## EXERCISE PROMPT:
Return each of the entries below verbatim, keeping every line unchanged.
-------- ENTRIES
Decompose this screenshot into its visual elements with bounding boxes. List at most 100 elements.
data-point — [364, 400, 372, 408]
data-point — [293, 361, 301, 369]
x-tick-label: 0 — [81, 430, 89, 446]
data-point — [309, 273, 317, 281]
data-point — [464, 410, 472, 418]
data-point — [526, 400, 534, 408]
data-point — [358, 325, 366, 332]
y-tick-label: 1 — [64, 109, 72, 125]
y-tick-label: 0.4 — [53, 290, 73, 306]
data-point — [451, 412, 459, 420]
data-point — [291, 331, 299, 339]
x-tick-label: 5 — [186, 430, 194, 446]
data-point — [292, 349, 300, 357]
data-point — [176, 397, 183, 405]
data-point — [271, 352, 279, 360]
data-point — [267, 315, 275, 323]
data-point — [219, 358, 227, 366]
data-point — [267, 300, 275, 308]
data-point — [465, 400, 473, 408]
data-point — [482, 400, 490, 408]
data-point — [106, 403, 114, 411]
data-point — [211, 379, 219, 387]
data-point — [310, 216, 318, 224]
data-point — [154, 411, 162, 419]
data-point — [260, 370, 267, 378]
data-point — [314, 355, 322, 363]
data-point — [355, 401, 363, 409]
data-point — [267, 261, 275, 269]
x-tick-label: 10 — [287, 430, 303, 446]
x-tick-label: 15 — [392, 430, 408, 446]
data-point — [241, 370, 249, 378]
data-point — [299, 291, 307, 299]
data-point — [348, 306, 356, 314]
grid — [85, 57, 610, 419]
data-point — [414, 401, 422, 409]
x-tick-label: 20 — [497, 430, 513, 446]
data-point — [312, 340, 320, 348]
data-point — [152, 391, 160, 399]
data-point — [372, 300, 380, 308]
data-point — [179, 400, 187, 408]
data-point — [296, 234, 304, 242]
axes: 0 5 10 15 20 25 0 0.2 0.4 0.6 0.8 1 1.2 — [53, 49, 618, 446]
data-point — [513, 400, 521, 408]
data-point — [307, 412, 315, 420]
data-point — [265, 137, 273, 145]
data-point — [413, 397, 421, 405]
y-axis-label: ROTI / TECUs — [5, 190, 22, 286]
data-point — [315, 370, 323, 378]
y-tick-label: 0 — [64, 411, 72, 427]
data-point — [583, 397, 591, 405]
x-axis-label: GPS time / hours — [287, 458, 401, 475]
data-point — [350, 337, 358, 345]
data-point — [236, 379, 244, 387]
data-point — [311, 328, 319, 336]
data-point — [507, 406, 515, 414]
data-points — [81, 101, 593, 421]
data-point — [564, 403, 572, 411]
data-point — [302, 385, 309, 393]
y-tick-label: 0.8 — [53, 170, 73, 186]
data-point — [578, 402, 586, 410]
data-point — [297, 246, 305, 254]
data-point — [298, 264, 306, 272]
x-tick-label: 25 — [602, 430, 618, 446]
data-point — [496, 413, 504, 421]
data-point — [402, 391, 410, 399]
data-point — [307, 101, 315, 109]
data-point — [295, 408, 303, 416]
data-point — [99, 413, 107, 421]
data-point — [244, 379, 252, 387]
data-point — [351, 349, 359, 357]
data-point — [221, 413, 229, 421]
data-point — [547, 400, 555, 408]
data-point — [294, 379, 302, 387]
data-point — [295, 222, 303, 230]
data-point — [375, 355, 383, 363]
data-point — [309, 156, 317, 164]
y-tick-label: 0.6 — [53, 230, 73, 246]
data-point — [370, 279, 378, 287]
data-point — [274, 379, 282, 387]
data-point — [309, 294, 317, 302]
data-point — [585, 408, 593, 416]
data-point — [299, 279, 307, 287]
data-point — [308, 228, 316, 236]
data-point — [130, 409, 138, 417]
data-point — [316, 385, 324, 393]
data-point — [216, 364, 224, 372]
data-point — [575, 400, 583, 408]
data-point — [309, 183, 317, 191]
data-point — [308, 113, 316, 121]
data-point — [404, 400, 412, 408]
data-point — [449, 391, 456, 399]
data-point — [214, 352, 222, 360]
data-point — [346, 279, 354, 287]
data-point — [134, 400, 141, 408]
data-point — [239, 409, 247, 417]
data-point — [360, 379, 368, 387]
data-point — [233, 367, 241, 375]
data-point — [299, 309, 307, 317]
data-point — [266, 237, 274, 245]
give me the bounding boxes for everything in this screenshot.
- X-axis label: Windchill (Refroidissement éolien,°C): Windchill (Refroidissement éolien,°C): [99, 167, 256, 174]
----------------
## REPLY:
Decompose this screenshot into its visual elements with bounding boxes. List at most 100 elements.
data-point — [364, 400, 372, 408]
data-point — [293, 361, 301, 369]
x-tick-label: 0 — [81, 430, 89, 446]
data-point — [309, 273, 317, 281]
data-point — [464, 410, 472, 418]
data-point — [526, 400, 534, 408]
data-point — [358, 325, 366, 332]
y-tick-label: 1 — [64, 109, 72, 125]
y-tick-label: 0.4 — [53, 290, 73, 306]
data-point — [451, 412, 459, 420]
data-point — [291, 331, 299, 339]
x-tick-label: 5 — [186, 430, 194, 446]
data-point — [292, 349, 300, 357]
data-point — [176, 397, 183, 405]
data-point — [271, 352, 279, 360]
data-point — [267, 315, 275, 323]
data-point — [219, 358, 227, 366]
data-point — [267, 300, 275, 308]
data-point — [465, 400, 473, 408]
data-point — [482, 400, 490, 408]
data-point — [106, 403, 114, 411]
data-point — [211, 379, 219, 387]
data-point — [310, 216, 318, 224]
data-point — [154, 411, 162, 419]
data-point — [260, 370, 267, 378]
data-point — [314, 355, 322, 363]
data-point — [355, 401, 363, 409]
data-point — [267, 261, 275, 269]
x-tick-label: 10 — [287, 430, 303, 446]
x-tick-label: 15 — [392, 430, 408, 446]
data-point — [241, 370, 249, 378]
data-point — [299, 291, 307, 299]
data-point — [348, 306, 356, 314]
grid — [85, 57, 610, 419]
data-point — [414, 401, 422, 409]
x-tick-label: 20 — [497, 430, 513, 446]
data-point — [312, 340, 320, 348]
data-point — [152, 391, 160, 399]
data-point — [372, 300, 380, 308]
data-point — [179, 400, 187, 408]
data-point — [296, 234, 304, 242]
axes: 0 5 10 15 20 25 0 0.2 0.4 0.6 0.8 1 1.2 — [53, 49, 618, 446]
data-point — [513, 400, 521, 408]
data-point — [307, 412, 315, 420]
data-point — [265, 137, 273, 145]
data-point — [413, 397, 421, 405]
y-axis-label: ROTI / TECUs — [5, 190, 22, 286]
data-point — [315, 370, 323, 378]
y-tick-label: 0 — [64, 411, 72, 427]
data-point — [583, 397, 591, 405]
x-axis-label: GPS time / hours — [287, 458, 401, 475]
data-point — [350, 337, 358, 345]
data-point — [236, 379, 244, 387]
data-point — [311, 328, 319, 336]
data-point — [507, 406, 515, 414]
data-points — [81, 101, 593, 421]
data-point — [564, 403, 572, 411]
data-point — [302, 385, 309, 393]
y-tick-label: 0.8 — [53, 170, 73, 186]
data-point — [578, 402, 586, 410]
data-point — [297, 246, 305, 254]
data-point — [298, 264, 306, 272]
x-tick-label: 25 — [602, 430, 618, 446]
data-point — [496, 413, 504, 421]
data-point — [402, 391, 410, 399]
data-point — [307, 101, 315, 109]
data-point — [295, 408, 303, 416]
data-point — [99, 413, 107, 421]
data-point — [244, 379, 252, 387]
data-point — [351, 349, 359, 357]
data-point — [221, 413, 229, 421]
data-point — [547, 400, 555, 408]
data-point — [294, 379, 302, 387]
data-point — [295, 222, 303, 230]
data-point — [375, 355, 383, 363]
data-point — [309, 156, 317, 164]
y-tick-label: 0.6 — [53, 230, 73, 246]
data-point — [370, 279, 378, 287]
data-point — [274, 379, 282, 387]
data-point — [309, 294, 317, 302]
data-point — [585, 408, 593, 416]
data-point — [299, 279, 307, 287]
data-point — [308, 228, 316, 236]
data-point — [130, 409, 138, 417]
data-point — [316, 385, 324, 393]
data-point — [216, 364, 224, 372]
data-point — [575, 400, 583, 408]
data-point — [309, 183, 317, 191]
data-point — [308, 113, 316, 121]
data-point — [404, 400, 412, 408]
data-point — [449, 391, 456, 399]
data-point — [214, 352, 222, 360]
data-point — [346, 279, 354, 287]
data-point — [134, 400, 141, 408]
data-point — [239, 409, 247, 417]
data-point — [360, 379, 368, 387]
data-point — [233, 367, 241, 375]
data-point — [299, 309, 307, 317]
data-point — [266, 237, 274, 245]
give me the bounding boxes for everything in this screenshot.
- X-axis label: Windchill (Refroidissement éolien,°C): Windchill (Refroidissement éolien,°C): [99, 167, 256, 174]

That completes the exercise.